Work required.
Each line that holds the word "legend" is to be identified and copied.

Material for this exercise.

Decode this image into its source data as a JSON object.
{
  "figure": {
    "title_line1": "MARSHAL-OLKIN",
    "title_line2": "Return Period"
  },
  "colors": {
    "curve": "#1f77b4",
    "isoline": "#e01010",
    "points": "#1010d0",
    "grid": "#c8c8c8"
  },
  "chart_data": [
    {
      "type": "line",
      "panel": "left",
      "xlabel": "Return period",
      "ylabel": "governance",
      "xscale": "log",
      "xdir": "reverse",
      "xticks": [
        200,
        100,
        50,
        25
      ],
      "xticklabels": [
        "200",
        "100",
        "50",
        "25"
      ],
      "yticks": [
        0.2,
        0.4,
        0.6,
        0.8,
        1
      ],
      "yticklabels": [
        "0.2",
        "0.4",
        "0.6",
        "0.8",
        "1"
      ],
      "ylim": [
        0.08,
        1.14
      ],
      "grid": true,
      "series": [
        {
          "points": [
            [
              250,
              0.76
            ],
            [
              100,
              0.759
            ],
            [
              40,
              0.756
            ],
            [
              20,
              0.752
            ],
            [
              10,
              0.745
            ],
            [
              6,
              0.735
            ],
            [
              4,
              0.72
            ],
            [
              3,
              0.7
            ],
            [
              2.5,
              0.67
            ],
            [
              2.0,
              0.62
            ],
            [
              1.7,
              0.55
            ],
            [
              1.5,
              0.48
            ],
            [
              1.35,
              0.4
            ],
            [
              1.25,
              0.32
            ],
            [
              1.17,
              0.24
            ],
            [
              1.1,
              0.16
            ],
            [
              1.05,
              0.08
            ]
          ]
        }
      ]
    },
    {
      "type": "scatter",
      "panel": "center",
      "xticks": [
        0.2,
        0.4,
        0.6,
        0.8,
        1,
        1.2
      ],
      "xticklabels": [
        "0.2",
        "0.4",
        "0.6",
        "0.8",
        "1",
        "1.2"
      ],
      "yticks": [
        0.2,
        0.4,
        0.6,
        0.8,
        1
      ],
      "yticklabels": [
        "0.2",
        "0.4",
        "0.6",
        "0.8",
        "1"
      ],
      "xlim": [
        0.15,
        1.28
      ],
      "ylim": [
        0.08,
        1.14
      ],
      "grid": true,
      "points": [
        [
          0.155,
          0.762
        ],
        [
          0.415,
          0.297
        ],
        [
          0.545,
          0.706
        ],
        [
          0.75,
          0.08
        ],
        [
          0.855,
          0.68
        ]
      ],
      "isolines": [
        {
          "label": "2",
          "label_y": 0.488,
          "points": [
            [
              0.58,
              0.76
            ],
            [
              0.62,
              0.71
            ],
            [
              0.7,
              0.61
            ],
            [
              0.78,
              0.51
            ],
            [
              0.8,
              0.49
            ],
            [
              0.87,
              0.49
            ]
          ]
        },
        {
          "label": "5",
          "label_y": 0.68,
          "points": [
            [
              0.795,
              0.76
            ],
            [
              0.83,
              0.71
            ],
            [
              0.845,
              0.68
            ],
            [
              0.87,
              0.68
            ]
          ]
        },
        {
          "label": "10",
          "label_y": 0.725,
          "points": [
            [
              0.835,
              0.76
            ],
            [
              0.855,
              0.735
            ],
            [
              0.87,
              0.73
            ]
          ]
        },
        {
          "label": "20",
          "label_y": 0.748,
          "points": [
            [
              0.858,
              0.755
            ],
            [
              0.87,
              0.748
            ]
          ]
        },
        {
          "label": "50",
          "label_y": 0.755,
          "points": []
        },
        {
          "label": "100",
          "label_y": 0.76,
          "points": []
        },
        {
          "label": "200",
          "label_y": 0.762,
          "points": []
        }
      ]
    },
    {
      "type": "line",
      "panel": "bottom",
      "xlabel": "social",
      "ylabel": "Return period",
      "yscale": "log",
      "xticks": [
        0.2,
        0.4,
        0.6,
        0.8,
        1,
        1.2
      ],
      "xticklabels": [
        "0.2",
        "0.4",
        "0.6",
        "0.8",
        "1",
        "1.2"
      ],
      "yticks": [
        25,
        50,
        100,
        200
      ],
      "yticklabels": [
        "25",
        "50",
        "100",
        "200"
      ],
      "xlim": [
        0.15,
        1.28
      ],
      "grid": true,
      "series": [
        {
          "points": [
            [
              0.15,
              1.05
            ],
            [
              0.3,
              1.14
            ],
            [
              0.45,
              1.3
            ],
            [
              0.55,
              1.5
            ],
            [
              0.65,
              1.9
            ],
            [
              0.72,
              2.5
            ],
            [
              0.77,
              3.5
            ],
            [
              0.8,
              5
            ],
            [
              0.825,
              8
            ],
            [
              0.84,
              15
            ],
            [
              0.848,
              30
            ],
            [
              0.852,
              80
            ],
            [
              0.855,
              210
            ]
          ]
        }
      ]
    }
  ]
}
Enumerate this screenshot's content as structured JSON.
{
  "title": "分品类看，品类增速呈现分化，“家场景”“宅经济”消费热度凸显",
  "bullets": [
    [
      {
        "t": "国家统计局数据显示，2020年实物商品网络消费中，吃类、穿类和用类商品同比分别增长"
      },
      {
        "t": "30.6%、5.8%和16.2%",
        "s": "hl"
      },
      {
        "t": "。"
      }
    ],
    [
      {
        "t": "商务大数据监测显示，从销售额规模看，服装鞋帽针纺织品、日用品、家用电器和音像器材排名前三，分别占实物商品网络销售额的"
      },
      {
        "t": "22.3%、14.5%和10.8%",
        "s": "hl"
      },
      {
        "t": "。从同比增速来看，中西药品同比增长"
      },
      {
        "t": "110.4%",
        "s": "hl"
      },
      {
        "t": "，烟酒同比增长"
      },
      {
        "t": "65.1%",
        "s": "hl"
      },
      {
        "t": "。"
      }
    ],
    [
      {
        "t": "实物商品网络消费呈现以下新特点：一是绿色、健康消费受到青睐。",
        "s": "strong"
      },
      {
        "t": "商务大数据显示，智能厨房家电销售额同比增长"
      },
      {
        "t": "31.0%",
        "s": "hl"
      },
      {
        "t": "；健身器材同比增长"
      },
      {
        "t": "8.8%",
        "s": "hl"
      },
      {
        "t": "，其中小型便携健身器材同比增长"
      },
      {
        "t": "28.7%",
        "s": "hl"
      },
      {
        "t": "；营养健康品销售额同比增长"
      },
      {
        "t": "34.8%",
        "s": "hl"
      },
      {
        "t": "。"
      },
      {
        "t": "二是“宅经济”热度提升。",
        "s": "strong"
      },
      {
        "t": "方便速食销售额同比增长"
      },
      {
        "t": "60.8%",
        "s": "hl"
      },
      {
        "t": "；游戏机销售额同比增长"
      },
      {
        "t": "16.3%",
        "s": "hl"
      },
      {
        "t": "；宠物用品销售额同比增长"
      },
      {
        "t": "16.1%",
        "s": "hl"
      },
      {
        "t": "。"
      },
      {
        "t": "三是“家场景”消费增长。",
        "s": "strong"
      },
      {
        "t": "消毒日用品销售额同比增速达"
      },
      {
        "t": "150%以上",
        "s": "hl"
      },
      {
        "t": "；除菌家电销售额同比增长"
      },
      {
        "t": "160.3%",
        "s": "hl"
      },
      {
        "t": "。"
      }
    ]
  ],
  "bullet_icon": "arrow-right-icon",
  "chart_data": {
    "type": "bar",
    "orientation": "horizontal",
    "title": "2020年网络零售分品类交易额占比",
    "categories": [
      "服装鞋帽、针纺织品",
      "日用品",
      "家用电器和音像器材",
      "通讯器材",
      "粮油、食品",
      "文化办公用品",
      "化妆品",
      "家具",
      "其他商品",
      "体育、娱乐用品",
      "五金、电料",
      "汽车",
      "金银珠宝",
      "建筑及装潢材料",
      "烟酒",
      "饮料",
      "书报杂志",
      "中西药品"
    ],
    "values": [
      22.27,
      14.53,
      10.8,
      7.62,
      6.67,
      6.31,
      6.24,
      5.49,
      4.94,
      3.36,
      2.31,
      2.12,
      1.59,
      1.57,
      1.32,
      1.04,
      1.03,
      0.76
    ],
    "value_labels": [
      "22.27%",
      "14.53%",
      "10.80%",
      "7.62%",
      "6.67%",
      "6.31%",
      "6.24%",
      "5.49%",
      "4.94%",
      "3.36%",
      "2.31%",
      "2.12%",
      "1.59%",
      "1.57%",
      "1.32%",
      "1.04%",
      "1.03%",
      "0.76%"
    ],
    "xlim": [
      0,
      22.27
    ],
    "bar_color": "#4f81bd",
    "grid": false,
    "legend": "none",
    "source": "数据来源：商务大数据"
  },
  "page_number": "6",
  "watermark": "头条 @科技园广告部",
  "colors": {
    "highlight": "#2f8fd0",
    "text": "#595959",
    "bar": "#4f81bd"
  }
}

* * *

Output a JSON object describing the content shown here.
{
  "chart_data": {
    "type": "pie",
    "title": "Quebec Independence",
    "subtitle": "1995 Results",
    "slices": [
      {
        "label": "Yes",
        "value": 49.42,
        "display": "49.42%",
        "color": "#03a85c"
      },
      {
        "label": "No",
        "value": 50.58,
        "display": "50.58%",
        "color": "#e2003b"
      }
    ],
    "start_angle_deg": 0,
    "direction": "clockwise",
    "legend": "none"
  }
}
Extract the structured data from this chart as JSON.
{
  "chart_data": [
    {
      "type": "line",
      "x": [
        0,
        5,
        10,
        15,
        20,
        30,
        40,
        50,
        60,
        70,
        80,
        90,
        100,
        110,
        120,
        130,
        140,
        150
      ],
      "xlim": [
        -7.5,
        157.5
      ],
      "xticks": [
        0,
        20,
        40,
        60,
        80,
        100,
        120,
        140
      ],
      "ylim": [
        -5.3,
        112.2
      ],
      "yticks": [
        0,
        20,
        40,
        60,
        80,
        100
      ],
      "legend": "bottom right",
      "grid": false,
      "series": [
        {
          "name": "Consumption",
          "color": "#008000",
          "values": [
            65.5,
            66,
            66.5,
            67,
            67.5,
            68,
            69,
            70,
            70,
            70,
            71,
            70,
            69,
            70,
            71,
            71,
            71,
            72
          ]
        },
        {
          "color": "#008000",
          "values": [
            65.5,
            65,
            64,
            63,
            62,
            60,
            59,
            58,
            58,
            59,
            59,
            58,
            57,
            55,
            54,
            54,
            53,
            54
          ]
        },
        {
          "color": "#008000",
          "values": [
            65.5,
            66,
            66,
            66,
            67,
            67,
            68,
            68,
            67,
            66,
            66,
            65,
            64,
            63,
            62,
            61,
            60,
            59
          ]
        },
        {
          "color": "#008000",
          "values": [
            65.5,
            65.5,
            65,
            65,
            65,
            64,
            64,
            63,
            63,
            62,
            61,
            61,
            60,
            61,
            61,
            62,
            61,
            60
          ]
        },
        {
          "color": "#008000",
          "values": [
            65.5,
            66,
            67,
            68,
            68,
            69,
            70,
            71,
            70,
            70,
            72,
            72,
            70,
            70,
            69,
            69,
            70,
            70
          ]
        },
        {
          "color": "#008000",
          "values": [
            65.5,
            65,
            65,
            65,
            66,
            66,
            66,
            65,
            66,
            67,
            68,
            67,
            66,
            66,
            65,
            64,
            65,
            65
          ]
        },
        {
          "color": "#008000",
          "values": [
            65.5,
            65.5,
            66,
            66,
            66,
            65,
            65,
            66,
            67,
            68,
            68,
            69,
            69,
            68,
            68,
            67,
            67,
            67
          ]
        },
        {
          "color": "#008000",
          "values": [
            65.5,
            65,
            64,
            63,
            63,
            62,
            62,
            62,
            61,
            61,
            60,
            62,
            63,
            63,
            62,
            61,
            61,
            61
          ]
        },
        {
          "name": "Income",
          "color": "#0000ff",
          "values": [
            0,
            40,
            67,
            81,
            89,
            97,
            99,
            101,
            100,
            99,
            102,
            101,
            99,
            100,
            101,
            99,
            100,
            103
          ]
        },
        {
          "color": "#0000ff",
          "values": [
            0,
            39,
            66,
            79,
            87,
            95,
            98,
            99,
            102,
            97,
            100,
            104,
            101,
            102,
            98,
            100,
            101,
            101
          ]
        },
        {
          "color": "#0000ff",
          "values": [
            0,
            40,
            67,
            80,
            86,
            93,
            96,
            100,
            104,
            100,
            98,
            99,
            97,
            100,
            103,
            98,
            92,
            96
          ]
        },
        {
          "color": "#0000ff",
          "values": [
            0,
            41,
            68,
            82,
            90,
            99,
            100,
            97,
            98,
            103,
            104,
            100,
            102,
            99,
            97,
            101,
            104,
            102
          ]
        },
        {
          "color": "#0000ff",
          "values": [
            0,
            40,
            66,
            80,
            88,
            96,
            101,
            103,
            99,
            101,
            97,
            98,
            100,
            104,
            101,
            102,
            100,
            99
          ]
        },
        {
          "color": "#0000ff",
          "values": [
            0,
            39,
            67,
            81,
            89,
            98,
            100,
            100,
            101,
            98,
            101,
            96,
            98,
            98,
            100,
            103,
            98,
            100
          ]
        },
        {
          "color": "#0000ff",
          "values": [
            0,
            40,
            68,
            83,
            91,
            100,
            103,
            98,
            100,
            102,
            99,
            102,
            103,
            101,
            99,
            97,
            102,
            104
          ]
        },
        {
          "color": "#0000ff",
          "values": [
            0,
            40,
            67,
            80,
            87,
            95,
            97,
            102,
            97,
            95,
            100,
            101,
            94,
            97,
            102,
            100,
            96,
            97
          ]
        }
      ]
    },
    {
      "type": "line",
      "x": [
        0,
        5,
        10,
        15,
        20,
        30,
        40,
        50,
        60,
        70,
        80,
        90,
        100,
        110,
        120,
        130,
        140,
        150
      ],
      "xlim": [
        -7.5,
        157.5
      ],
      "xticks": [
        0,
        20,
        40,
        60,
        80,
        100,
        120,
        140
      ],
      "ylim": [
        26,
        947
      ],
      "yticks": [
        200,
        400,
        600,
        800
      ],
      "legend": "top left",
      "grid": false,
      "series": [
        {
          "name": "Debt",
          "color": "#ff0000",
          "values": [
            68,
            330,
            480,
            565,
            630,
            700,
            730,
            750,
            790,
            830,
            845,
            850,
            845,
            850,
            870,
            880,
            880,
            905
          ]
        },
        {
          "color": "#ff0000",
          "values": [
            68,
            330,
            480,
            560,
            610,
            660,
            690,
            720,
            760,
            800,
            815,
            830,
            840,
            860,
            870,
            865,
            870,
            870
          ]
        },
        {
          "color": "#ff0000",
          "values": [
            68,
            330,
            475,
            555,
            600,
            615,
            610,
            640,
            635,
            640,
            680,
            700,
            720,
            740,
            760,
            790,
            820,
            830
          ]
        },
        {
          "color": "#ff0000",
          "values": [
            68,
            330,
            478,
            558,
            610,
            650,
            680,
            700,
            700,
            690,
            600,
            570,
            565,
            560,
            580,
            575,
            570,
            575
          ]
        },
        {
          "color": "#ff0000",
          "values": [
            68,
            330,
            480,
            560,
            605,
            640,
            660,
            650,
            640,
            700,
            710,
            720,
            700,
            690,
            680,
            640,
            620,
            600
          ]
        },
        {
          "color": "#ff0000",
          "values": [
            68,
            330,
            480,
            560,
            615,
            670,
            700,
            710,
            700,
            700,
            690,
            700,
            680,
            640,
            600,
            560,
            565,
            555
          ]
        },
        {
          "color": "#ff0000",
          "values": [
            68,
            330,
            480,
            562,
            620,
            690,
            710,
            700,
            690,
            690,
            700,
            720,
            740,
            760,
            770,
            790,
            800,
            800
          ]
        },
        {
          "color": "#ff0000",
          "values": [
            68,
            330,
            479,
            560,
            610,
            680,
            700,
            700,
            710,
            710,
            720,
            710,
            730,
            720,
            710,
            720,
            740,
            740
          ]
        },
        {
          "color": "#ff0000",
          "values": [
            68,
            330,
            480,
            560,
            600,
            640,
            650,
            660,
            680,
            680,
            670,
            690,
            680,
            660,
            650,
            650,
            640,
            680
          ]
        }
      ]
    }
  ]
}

Task output.
    "legend": "none",
    "legend": "none"
      "legend": "bottom right",
      "legend": "top left",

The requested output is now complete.